## Problem to work on
Each entry below is to be printed verbatim.

## Input data
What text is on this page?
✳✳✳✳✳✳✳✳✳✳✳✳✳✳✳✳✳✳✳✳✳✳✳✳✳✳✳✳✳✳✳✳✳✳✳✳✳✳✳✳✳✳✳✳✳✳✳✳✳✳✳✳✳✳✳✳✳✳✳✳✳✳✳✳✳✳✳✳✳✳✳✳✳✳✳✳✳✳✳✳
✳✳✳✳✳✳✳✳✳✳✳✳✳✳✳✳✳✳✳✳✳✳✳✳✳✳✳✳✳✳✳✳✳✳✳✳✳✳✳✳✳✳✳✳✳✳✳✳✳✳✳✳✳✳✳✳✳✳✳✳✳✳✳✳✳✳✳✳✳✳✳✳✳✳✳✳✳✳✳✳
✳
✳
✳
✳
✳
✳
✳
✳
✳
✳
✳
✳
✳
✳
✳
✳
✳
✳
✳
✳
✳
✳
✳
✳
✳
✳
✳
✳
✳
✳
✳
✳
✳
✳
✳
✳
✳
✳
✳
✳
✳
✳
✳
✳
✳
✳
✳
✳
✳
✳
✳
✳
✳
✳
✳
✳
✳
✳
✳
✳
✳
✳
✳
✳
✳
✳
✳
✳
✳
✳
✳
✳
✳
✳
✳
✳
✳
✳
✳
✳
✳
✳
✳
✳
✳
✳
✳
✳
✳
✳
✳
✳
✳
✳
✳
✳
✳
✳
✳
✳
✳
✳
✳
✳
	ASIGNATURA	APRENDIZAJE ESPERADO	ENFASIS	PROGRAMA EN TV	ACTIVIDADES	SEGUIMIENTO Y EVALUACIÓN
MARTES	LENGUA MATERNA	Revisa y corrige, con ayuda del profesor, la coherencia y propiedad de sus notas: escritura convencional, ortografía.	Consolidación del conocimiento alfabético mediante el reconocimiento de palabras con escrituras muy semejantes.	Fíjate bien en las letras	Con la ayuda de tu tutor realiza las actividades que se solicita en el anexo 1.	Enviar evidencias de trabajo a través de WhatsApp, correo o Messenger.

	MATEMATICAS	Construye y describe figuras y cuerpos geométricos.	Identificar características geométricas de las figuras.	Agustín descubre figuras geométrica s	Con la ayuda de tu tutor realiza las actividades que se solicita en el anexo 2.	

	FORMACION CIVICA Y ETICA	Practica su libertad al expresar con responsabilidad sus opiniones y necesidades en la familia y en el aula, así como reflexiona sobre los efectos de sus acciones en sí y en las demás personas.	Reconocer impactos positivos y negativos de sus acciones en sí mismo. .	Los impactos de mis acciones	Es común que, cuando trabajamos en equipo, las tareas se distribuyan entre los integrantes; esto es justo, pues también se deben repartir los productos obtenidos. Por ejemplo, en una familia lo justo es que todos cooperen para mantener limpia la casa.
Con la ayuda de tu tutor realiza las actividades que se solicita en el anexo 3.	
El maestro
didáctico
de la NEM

## Response to the exercise
What text is on this page?
✳✳✳✳✳✳✳✳✳✳✳✳✳✳✳✳✳✳✳✳✳✳✳✳✳✳✳✳✳✳✳✳✳✳✳✳✳✳✳✳✳✳✳✳✳✳✳✳✳✳✳✳✳✳✳✳✳✳✳✳✳✳✳✳✳✳✳✳✳✳✳✳✳✳✳✳✳✳✳✳
✳✳✳✳✳✳✳✳✳✳✳✳✳✳✳✳✳✳✳✳✳✳✳✳✳✳✳✳✳✳✳✳✳✳✳✳✳✳✳✳✳✳✳✳✳✳✳✳✳✳✳✳✳✳✳✳✳✳✳✳✳✳✳✳✳✳✳✳✳✳✳✳✳✳✳✳✳✳✳✳
✳
✳
✳
✳
✳
✳
✳
✳
✳
✳
✳
✳
✳
✳
✳
✳
✳
✳
✳
✳
✳
✳
✳
✳
✳
✳
✳
✳
✳
✳
✳
✳
✳
✳
✳
✳
✳
✳
✳
✳
✳
✳
✳
✳
✳
✳
✳
✳
✳
✳
✳
✳
✳
✳
✳
✳
✳
✳
✳
✳
✳
✳
✳
✳
✳
✳
✳
✳
✳
✳
✳
✳
✳
✳
✳
✳
✳
✳
✳
✳
✳
✳
✳
✳
✳
✳
✳
✳
✳
✳
✳
✳
✳
✳
✳
✳
✳
✳
✳
✳
✳
✳
✳
✳
	ASIGNATURA	APRENDIZAJE ESPERADO	ENFASIS	PROGRAMA EN TV	ACTIVIDADES	SEGUIMIENTO Y EVALUACIÓN
MARTES	LENGUA MATERNA	Revisa y corrige, con ayuda del profesor, la coherencia y propiedad de sus notas: escritura convencional, ortografía.	Consolidación del conocimiento alfabético mediante el reconocimiento de palabras con escrituras muy semejantes.	Fíjate bien en las letras	Con la ayuda de tu tutor realiza las actividades que se solicita en el anexo 1.	Enviar evidencias de trabajo a través de WhatsApp, correo o Messenger.

	MATEMATICAS	Construye y describe figuras y cuerpos geométricos.	Identificar características geométricas de las figuras.	Agustín descubre figuras geométrica s	Con la ayuda de tu tutor realiza las actividades que se solicita en el anexo 2.	

	FORMACION CIVICA Y ETICA	Practica su libertad al expresar con responsabilidad sus opiniones y necesidades en la familia y en el aula, así como reflexiona sobre los efectos de sus acciones en sí y en las demás personas.	Reconocer impactos positivos y negativos de sus acciones en sí mismo. .	Los impactos de mis acciones	Es común que, cuando trabajamos en equipo, las tareas se distribuyan entre los integrantes; esto es justo, pues también se deben repartir los productos obtenidos. Por ejemplo, en una familia lo justo es que todos cooperen para mantener limpia la casa.
Con la ayuda de tu tutor realiza las actividades que se solicita en el anexo 3.	
El maestro
didáctico
de la NEM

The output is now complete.